- GIVEN REQUEST
Show all lines holding the string "experiences".

(Recorded data)

::::::::

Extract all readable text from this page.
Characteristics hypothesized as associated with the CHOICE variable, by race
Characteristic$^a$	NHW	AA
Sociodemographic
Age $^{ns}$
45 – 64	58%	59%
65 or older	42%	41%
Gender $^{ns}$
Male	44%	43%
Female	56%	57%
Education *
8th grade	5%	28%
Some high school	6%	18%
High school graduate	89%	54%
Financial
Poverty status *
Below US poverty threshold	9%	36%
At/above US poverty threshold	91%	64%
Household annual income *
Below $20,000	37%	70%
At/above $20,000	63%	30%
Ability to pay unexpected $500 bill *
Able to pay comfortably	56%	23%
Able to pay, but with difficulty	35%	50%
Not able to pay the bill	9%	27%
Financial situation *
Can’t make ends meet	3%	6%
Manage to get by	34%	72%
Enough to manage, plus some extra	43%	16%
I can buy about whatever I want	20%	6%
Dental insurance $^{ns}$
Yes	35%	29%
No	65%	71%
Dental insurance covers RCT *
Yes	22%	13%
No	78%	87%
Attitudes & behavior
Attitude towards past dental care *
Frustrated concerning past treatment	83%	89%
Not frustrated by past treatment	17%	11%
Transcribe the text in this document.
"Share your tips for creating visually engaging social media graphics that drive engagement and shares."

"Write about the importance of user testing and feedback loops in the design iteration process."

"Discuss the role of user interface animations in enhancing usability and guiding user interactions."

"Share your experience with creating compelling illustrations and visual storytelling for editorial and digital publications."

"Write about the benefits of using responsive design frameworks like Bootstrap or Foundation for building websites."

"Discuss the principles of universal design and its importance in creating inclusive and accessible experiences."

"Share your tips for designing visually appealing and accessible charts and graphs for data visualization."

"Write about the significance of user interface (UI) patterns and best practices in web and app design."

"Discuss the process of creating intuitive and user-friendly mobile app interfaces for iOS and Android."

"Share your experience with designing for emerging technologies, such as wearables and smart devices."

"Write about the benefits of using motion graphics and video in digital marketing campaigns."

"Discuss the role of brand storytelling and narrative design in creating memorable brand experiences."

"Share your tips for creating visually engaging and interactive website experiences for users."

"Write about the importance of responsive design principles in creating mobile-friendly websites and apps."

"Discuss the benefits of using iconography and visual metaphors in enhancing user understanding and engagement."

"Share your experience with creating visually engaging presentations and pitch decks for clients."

::::::::

- SOLUTION
"Discuss the principles of universal design and its importance in creating inclusive and accessible experiences."
"Discuss the role of brand storytelling and narrative design in creating memorable brand experiences."
"Share your tips for creating visually engaging and interactive website experiences for users."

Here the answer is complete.